Records about charts and figures
--- Begin ---
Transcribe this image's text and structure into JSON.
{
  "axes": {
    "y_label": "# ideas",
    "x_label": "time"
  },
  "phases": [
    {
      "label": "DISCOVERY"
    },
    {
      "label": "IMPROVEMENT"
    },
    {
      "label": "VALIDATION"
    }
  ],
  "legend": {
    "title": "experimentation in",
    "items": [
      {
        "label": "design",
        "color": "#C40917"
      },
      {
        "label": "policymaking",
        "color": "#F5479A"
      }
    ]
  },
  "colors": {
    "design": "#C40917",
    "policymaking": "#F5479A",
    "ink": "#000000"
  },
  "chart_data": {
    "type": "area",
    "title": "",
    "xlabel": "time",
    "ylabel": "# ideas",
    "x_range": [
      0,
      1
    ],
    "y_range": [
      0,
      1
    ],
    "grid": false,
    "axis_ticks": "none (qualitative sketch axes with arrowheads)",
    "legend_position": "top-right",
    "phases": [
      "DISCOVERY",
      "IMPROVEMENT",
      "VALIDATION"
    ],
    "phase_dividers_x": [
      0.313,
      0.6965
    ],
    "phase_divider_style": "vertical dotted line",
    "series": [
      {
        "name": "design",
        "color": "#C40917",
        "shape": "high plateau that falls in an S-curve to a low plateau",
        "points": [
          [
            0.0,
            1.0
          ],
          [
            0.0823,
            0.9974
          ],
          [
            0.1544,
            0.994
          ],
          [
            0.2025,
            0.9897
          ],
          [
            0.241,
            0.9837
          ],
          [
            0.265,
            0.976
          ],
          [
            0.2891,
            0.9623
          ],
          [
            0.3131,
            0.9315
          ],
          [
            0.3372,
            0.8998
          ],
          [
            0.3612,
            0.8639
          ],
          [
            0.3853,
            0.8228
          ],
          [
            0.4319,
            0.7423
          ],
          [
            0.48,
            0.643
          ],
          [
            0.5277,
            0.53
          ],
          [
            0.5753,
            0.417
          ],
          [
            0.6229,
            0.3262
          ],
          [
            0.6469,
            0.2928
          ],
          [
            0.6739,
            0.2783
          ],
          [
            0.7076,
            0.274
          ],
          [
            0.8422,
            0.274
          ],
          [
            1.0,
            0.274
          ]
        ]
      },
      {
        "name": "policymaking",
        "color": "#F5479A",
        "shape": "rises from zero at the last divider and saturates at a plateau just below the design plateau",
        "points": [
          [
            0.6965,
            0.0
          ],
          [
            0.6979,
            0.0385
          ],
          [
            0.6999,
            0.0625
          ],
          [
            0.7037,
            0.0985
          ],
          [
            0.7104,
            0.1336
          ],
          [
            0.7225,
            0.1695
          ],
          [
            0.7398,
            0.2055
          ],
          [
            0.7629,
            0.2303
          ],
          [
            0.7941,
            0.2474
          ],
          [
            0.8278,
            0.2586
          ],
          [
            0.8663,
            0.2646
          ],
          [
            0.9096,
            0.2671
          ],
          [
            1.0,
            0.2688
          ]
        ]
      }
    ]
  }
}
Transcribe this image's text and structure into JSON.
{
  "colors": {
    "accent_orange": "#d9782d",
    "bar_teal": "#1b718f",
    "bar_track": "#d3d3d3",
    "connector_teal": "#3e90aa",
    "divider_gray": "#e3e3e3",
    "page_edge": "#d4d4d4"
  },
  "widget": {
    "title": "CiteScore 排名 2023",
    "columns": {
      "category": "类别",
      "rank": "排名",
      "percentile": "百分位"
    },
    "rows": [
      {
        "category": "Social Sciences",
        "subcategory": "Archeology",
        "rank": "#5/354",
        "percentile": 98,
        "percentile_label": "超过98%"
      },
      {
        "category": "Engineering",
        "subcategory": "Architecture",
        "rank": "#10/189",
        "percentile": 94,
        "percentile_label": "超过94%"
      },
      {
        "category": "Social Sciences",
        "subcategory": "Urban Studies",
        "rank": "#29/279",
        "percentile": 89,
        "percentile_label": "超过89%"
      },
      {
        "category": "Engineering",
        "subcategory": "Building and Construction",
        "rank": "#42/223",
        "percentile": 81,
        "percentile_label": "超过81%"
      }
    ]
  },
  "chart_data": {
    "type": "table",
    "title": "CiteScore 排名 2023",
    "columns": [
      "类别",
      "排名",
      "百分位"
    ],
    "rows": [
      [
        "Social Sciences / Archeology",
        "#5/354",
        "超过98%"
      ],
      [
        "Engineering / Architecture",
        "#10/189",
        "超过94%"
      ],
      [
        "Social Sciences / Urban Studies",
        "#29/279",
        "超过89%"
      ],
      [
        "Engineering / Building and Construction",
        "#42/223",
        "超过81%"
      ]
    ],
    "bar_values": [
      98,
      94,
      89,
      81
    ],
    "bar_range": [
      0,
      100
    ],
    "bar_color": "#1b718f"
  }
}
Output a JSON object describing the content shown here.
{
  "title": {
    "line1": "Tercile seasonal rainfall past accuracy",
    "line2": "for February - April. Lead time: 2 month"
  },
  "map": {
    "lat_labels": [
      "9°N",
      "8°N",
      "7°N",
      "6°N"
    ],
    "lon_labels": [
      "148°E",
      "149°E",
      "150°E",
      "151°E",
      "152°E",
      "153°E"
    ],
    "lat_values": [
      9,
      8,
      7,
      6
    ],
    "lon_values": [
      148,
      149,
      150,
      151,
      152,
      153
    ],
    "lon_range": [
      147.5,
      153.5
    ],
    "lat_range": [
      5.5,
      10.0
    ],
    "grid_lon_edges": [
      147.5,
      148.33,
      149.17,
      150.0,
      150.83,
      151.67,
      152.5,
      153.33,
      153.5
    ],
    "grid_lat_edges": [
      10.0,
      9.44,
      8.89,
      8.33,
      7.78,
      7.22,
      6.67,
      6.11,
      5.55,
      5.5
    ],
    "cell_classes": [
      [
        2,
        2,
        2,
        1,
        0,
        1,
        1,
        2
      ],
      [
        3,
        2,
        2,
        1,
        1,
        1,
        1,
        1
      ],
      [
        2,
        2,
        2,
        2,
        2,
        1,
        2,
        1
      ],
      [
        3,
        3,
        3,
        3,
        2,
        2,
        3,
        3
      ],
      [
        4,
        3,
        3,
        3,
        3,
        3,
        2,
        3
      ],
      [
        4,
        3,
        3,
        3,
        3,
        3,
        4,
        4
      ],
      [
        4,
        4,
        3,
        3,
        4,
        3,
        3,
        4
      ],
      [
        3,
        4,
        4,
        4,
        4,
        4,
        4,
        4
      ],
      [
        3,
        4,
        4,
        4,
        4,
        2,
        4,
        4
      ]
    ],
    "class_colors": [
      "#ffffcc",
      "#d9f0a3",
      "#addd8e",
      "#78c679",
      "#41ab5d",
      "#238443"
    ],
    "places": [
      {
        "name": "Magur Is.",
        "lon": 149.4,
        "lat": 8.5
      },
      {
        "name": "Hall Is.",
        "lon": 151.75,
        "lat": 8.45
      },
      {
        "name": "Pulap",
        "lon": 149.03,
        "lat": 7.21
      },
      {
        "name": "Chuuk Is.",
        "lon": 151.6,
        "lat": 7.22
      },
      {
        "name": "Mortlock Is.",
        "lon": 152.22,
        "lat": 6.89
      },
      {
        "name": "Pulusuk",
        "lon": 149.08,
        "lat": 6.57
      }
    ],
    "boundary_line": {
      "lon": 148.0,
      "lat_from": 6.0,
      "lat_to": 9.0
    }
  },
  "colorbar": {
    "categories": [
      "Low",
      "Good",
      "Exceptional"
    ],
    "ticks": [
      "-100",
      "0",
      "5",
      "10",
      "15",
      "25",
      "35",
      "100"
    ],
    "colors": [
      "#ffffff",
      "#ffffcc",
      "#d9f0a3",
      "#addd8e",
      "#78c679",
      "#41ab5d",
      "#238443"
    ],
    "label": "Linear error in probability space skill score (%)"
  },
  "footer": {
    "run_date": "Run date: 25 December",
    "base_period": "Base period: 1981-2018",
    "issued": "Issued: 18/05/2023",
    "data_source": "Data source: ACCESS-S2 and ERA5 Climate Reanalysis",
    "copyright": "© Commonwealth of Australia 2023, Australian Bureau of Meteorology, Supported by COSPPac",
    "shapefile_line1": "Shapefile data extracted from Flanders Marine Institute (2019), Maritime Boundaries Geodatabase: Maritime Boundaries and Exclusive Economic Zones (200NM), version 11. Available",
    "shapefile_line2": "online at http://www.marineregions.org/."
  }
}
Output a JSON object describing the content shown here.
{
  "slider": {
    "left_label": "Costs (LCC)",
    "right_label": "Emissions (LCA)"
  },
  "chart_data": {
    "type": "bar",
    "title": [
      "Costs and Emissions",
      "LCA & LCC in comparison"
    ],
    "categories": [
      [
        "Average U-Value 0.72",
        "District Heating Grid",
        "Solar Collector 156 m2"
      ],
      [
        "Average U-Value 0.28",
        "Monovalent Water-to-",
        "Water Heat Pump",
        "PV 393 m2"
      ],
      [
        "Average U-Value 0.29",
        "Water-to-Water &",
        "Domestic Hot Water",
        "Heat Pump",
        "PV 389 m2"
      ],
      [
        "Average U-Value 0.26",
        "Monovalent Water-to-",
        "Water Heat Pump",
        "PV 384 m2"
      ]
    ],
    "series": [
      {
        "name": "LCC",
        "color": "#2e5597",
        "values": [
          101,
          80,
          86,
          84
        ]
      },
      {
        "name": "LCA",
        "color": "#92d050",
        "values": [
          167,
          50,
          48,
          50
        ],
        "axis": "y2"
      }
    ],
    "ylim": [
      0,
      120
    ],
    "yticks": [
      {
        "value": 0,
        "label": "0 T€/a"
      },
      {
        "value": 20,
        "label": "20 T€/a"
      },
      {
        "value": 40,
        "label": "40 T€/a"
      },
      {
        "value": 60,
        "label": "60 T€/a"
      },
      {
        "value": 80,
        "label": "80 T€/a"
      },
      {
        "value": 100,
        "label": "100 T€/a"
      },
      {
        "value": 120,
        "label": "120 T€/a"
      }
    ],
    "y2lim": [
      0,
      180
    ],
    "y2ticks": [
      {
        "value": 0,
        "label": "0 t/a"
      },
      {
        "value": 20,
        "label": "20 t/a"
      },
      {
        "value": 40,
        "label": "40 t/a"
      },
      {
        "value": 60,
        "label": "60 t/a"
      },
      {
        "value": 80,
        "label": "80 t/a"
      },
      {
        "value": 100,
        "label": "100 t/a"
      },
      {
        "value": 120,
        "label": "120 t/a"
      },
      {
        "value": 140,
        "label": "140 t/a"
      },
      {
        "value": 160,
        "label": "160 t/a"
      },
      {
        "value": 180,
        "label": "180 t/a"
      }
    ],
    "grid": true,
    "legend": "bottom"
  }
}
--- End ---
[Written instruction]:
Return every line above that contains the word "plateau".

[Finished answer]:
        "shape": "high plateau that falls in an S-curve to a low plateau",
        "shape": "rises from zero at the last divider and saturates at a plateau just below the design plateau",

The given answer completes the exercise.